#### [EXERCISE PROMPT]
Extract each record and reproduce it exactly.

#### [DATA LINES]
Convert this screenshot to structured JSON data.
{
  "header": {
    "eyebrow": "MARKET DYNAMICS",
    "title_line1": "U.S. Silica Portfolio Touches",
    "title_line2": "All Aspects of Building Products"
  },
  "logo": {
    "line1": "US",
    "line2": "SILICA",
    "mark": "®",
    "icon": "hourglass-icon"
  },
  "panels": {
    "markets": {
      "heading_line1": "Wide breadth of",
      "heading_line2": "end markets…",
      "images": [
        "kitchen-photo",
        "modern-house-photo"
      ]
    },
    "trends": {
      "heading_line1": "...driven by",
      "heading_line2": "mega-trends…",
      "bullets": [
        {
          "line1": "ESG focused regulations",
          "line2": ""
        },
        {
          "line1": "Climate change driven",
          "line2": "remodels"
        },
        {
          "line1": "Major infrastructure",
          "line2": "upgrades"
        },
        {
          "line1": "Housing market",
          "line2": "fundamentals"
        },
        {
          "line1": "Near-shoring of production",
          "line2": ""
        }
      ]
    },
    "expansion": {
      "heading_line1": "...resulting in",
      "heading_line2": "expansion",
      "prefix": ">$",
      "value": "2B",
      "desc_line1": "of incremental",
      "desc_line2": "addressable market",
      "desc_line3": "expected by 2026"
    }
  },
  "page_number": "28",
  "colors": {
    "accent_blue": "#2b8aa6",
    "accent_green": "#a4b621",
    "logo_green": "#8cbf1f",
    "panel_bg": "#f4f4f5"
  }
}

#### [CORRECT RESPONSE]
Convert this screenshot to structured JSON data.
{
  "header": {
    "eyebrow": "MARKET DYNAMICS",
    "title_line1": "U.S. Silica Portfolio Touches",
    "title_line2": "All Aspects of Building Products"
  },
  "logo": {
    "line1": "US",
    "line2": "SILICA",
    "mark": "®",
    "icon": "hourglass-icon"
  },
  "panels": {
    "markets": {
      "heading_line1": "Wide breadth of",
      "heading_line2": "end markets…",
      "images": [
        "kitchen-photo",
        "modern-house-photo"
      ]
    },
    "trends": {
      "heading_line1": "...driven by",
      "heading_line2": "mega-trends…",
      "bullets": [
        {
          "line1": "ESG focused regulations",
          "line2": ""
        },
        {
          "line1": "Climate change driven",
          "line2": "remodels"
        },
        {
          "line1": "Major infrastructure",
          "line2": "upgrades"
        },
        {
          "line1": "Housing market",
          "line2": "fundamentals"
        },
        {
          "line1": "Near-shoring of production",
          "line2": ""
        }
      ]
    },
    "expansion": {
      "heading_line1": "...resulting in",
      "heading_line2": "expansion",
      "prefix": ">$",
      "value": "2B",
      "desc_line1": "of incremental",
      "desc_line2": "addressable market",
      "desc_line3": "expected by 2026"
    }
  },
  "page_number": "28",
  "colors": {
    "accent_blue": "#2b8aa6",
    "accent_green": "#a4b621",
    "logo_green": "#8cbf1f",
    "panel_bg": "#f4f4f5"
  }
}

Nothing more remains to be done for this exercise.